▶ Check your understanding:
1) In the passage about the bill's cuts to conservation funding, by how much is the Land and Water Conservation Fund cut from FY 2010 levels?
2) Extend the passage about the bill's cuts to conservation funding, starting after its final sentence.

▶ Passage provided:
The bill also cuts funding for vital conservation programs:
• Eliminates funding for the North American Wetlands Conservation Fund, a highly successful, landscape scale, partnership-driven effort;
• Cuts the Land and Water Conservation Fund, which enables conservation of habitats through purchase of fee title or easements from willing sellers around the nation, by $393 million from FY 2010 levels. Potentially hundreds of acres of land could fail to be conserved if this funding cut became law;
• Cuts the National Fish Habitat program, one of the best landscape scale fisheries habitat conservation programs in the federal government, by 28%;
• Drastically cuts funding for Great Lakes restoration;
• Eliminates funding for the State Fish and Wildlife Grants program, a bedrock partnership between state fish and wildlife agencies and the U.S. Fish and Wildlife Service;
• Cuts important Farm Bill conservation programs. Permanently cuts the Wetland Reserve Program by almost 50,000 acres and cuts the Environmental Quality Assurance Program by more than $350 million from authorized levels.
“Hunters and angler conservationists are willing to shoulder our share of the burden for reducing federal discretionary spending, but a disproportionate burden should not be saddled on programs of critical value to sportsmen,” said Moyer. “We call on the U.S. Senate to draft a new version of this bill that is worthy of support of the sportsmen of the nation.”
Time to take action
When I wrote this post I intended it to be the foundation for posting a comment to Deeter’s post.
When I started to comment I got a bit wound up. Here is what I wrote:
It is this simple: conservation equals opportunity equals economic activity. HR1 is not governing, it is fiscal terrorism.
The lack of consultation with the leaders of the hunting and fishing community, the callous disregard of basic economics, the attacks on policy all make this a clear assault on America’s traditions of hunting and fishing.

▶ Data shown:
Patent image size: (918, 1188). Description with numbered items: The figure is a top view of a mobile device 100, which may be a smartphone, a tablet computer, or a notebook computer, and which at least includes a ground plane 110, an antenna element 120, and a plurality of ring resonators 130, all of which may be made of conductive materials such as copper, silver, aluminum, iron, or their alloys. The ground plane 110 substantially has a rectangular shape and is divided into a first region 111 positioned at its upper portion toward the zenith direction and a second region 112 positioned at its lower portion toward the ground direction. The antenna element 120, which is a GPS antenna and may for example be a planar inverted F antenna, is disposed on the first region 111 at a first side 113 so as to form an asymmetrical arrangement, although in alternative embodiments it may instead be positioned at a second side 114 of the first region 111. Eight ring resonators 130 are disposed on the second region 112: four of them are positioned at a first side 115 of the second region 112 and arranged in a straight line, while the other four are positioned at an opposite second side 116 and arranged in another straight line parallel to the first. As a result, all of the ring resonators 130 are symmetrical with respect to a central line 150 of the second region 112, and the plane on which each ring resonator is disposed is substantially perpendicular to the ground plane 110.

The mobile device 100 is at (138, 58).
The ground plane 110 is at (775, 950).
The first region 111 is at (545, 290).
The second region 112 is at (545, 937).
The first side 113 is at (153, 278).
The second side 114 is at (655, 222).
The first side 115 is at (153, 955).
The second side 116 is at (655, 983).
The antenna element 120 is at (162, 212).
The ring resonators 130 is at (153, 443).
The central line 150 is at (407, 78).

▶ Answers:
1) $393 million

2)
Sure our elected officials need to address the nation’s fiscal challenges. The hunting and fishing community has demonstrated a willingness to share the burden. But putting an axe to conservation programs goes far beyond the federal government.
Those conservation programs are what create the opportunity the fuels the funding, paid for by hunters and anglers in license fees and excise taxes, that make it possible for your readers to enjoy hunting and fishing.
The lack of understanding by our elected officials and others of how conservation funding supports the user-pays, user-benefits programs like the Wildlife and Sport Fish Restoration Program is appalling.
Think there is a problem with access to hunting and fishing now? If this keeps up only the rich land owners are going be hunting and fishing in this country. And those who did not voice there objection will only have themselves to blame.
Now more then ever hunters, anglers and anyone who enjoys the great outdoors need to tell their elected officials to stop this assault on conservation and the outdoor recreation economy.
As Deeter so eloquently put it,
Call their bluff. Ask them to get real. And tell them that our sacred fishing and hunting places matter.
If you don’t and we lose habitat, opportunity and our outdoor reaction businesses then you only have yourself to blame.